[STATED GOAL]
Write out the records below once more, exactly as they stand.

(Entries with figure data)
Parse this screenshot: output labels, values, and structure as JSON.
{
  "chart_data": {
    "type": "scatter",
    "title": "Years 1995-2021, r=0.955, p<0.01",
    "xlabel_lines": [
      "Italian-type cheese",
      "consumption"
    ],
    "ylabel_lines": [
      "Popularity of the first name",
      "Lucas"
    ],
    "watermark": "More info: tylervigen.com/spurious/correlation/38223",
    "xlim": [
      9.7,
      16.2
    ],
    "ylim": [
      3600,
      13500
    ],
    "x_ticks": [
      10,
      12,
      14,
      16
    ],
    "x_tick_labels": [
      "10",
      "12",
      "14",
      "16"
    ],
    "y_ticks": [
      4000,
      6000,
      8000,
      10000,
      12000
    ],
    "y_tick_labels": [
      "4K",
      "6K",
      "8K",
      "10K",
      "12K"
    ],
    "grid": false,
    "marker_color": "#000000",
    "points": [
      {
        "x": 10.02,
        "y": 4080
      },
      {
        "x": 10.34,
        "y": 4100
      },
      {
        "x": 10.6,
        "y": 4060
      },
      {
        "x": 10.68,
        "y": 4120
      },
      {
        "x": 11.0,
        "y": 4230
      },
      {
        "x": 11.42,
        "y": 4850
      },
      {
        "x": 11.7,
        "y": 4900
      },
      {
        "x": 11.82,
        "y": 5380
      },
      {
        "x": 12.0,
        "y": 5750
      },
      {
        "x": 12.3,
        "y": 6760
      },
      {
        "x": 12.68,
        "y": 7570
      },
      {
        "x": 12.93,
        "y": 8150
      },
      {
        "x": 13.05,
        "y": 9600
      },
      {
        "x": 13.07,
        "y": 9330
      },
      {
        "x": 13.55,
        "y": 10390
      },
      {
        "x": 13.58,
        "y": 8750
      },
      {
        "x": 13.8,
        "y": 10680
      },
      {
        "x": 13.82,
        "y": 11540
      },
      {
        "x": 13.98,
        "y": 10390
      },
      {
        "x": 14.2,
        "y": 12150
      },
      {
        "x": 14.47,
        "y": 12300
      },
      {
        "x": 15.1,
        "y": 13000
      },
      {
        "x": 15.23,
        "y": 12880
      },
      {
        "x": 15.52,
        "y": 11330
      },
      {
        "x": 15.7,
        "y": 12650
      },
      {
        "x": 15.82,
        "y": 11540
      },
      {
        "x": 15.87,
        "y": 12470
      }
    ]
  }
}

[EXERCISE RESPONSE]
Parse this screenshot: output labels, values, and structure as JSON.
{
  "chart_data": {
    "type": "scatter",
    "title": "Years 1995-2021, r=0.955, p<0.01",
    "xlabel_lines": [
      "Italian-type cheese",
      "consumption"
    ],
    "ylabel_lines": [
      "Popularity of the first name",
      "Lucas"
    ],
    "watermark": "More info: tylervigen.com/spurious/correlation/38223",
    "xlim": [
      9.7,
      16.2
    ],
    "ylim": [
      3600,
      13500
    ],
    "x_ticks": [
      10,
      12,
      14,
      16
    ],
    "x_tick_labels": [
      "10",
      "12",
      "14",
      "16"
    ],
    "y_ticks": [
      4000,
      6000,
      8000,
      10000,
      12000
    ],
    "y_tick_labels": [
      "4K",
      "6K",
      "8K",
      "10K",
      "12K"
    ],
    "grid": false,
    "marker_color": "#000000",
    "points": [
      {
        "x": 10.02,
        "y": 4080
      },
      {
        "x": 10.34,
        "y": 4100
      },
      {
        "x": 10.6,
        "y": 4060
      },
      {
        "x": 10.68,
        "y": 4120
      },
      {
        "x": 11.0,
        "y": 4230
      },
      {
        "x": 11.42,
        "y": 4850
      },
      {
        "x": 11.7,
        "y": 4900
      },
      {
        "x": 11.82,
        "y": 5380
      },
      {
        "x": 12.0,
        "y": 5750
      },
      {
        "x": 12.3,
        "y": 6760
      },
      {
        "x": 12.68,
        "y": 7570
      },
      {
        "x": 12.93,
        "y": 8150
      },
      {
        "x": 13.05,
        "y": 9600
      },
      {
        "x": 13.07,
        "y": 9330
      },
      {
        "x": 13.55,
        "y": 10390
      },
      {
        "x": 13.58,
        "y": 8750
      },
      {
        "x": 13.8,
        "y": 10680
      },
      {
        "x": 13.82,
        "y": 11540
      },
      {
        "x": 13.98,
        "y": 10390
      },
      {
        "x": 14.2,
        "y": 12150
      },
      {
        "x": 14.47,
        "y": 12300
      },
      {
        "x": 15.1,
        "y": 13000
      },
      {
        "x": 15.23,
        "y": 12880
      },
      {
        "x": 15.52,
        "y": 11330
      },
      {
        "x": 15.7,
        "y": 12650
      },
      {
        "x": 15.82,
        "y": 11540
      },
      {
        "x": 15.87,
        "y": 12470
      }
    ]
  }
}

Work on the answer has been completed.